> **WHAT THE EXERCISE ASKS**
Restate the entries below word for word, omitting nothing.

> **SUPPLIED DATA**
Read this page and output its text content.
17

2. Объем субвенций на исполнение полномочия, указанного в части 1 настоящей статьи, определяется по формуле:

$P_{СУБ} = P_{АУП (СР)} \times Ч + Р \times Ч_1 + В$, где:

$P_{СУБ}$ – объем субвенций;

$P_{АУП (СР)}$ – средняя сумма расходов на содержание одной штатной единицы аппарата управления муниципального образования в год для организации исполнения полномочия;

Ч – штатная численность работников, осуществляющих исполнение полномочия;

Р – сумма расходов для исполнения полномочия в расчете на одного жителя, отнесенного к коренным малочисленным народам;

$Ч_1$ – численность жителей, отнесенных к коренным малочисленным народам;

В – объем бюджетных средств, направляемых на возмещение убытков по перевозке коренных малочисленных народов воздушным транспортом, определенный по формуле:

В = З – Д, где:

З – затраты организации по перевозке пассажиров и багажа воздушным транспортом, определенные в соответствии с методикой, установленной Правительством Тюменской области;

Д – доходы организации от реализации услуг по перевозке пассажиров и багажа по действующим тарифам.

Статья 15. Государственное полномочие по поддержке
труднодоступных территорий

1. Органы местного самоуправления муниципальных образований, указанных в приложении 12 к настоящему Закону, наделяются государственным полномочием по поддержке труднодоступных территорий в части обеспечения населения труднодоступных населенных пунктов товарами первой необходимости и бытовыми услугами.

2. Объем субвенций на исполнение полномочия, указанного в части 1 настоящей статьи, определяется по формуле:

> **EXERCISE OUTPUT**
Read this page and output its text content.
17

2. Объем субвенций на исполнение полномочия, указанного в части 1 настоящей статьи, определяется по формуле:

$P_{СУБ} = P_{АУП (СР)} \times Ч + Р \times Ч_1 + В$, где:

$P_{СУБ}$ – объем субвенций;

$P_{АУП (СР)}$ – средняя сумма расходов на содержание одной штатной единицы аппарата управления муниципального образования в год для организации исполнения полномочия;

Ч – штатная численность работников, осуществляющих исполнение полномочия;

Р – сумма расходов для исполнения полномочия в расчете на одного жителя, отнесенного к коренным малочисленным народам;

$Ч_1$ – численность жителей, отнесенных к коренным малочисленным народам;

В – объем бюджетных средств, направляемых на возмещение убытков по перевозке коренных малочисленных народов воздушным транспортом, определенный по формуле:

В = З – Д, где:

З – затраты организации по перевозке пассажиров и багажа воздушным транспортом, определенные в соответствии с методикой, установленной Правительством Тюменской области;

Д – доходы организации от реализации услуг по перевозке пассажиров и багажа по действующим тарифам.

Статья 15. Государственное полномочие по поддержке
труднодоступных территорий

1. Органы местного самоуправления муниципальных образований, указанных в приложении 12 к настоящему Закону, наделяются государственным полномочием по поддержке труднодоступных территорий в части обеспечения населения труднодоступных населенных пунктов товарами первой необходимости и бытовыми услугами.

2. Объем субвенций на исполнение полномочия, указанного в части 1 настоящей статьи, определяется по формуле:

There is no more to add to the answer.